Data extracted from a collection.

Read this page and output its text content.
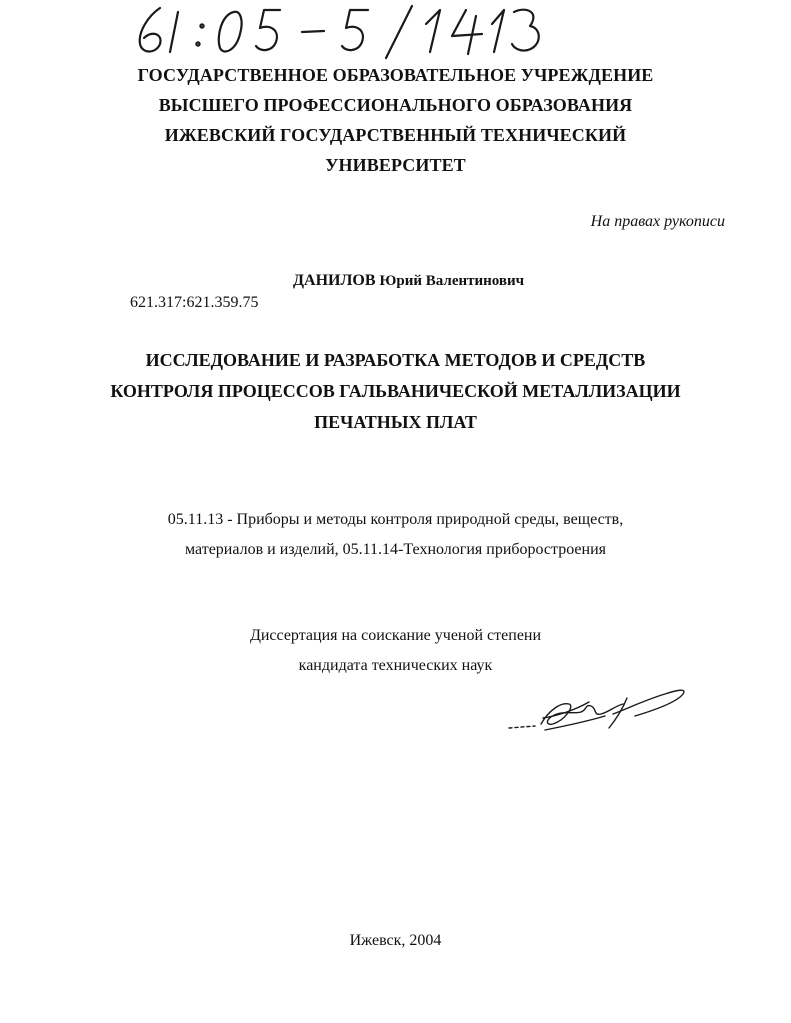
ГОСУДАРСТВЕННОЕ ОБРАЗОВАТЕЛЬНОЕ УЧРЕЖДЕНИЕ
ВЫСШЕГО ПРОФЕССИОНАЛЬНОГО ОБРАЗОВАНИЯ
ИЖЕВСКИЙ ГОСУДАРСТВЕННЫЙ ТЕХНИЧЕСКИЙ
УНИВЕРСИТЕТ
На правах рукописи
ДАНИЛОВ Юрий Валентинович
621.317:621.359.75
ИССЛЕДОВАНИЕ И РАЗРАБОТКА МЕТОДОВ И СРЕДСТВ
КОНТРОЛЯ ПРОЦЕССОВ ГАЛЬВАНИЧЕСКОЙ МЕТАЛЛИЗАЦИИ
ПЕЧАТНЫХ ПЛАТ
05.11.13 - Приборы и методы контроля природной среды, веществ,
материалов и изделий, 05.11.14-Технология приборостроения
Диссертация на соискание ученой степени
кандидата технических наук
Ижевск, 2004
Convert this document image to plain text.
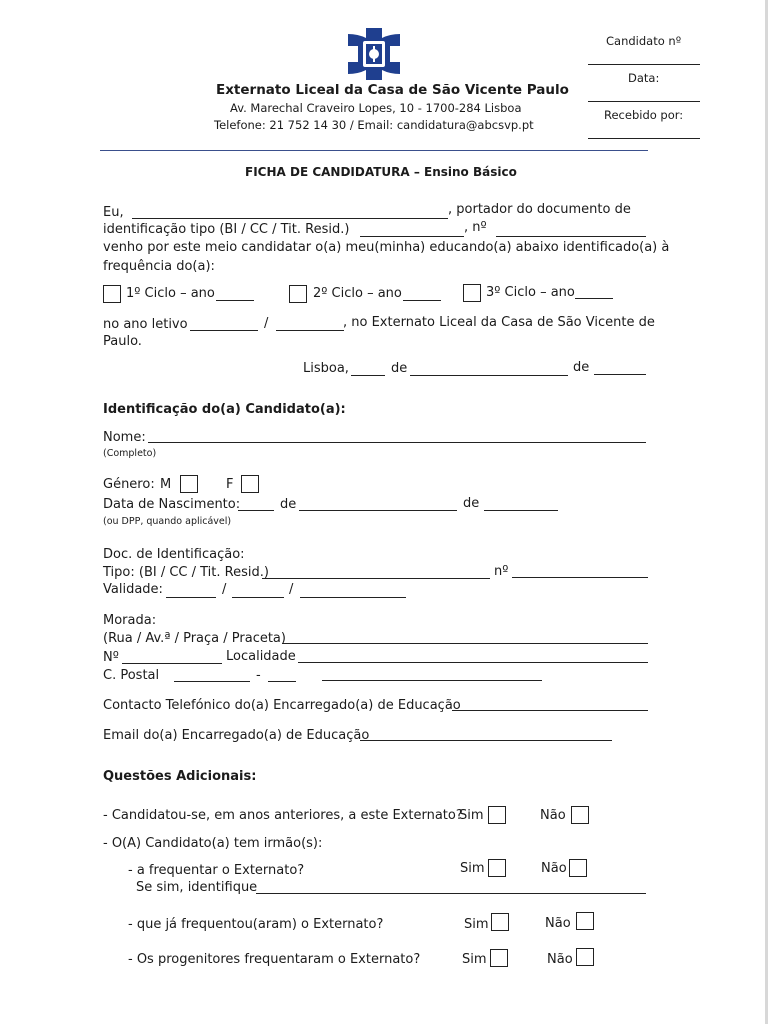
Externato Liceal da Casa de São Vicente Paulo
Av. Marechal Craveiro Lopes, 10 - 1700-284 Lisboa
Telefone: 21 752 14 30 / Email: candidatura@abcsvp.pt
Candidato nº
Data:
Recebido por:
FICHA DE CANDIDATURA – Ensino Básico
Eu,	, portador do documento de
identificação tipo (BI / CC / Tit. Resid.)	, nº
venho por este meio candidatar o(a) meu(minha) educando(a) abaixo identificado(a) à
frequência do(a):
1º Ciclo – ano	2º Ciclo – ano	3º Ciclo – ano
no ano letivo	/	, no Externato Liceal da Casa de São Vicente de
Paulo.
Lisboa,	de	de
Identificação do(a) Candidato(a):
Nome:
(Completo)
Género: M	F
Data de Nascimento:	de	de
(ou DPP, quando aplicável)
Doc. de Identificação:
Tipo: (BI / CC / Tit. Resid.)	nº
Validade:	/	/
Morada:
(Rua / Av.ª / Praça / Praceta)
Nº	Localidade
C. Postal	-
Contacto Telefónico do(a) Encarregado(a) de Educação
Email do(a) Encarregado(a) de Educação
Questões Adicionais:
- Candidatou-se, em anos anteriores, a este Externato?
Sim	Não
- O(A) Candidato(a) tem irmão(s):
- a frequentar o Externato?	Sim	Não
Se sim, identifique
- que já frequentou(aram) o Externato?	Sim	Não
- Os progenitores frequentaram o Externato?	Sim	Não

Task directions.
Scan the listing above for the word "Encarregado" and show each line where it is found.

Answer in full.
Contacto Telefónico do(a) Encarregado(a) de Educação
Email do(a) Encarregado(a) de Educação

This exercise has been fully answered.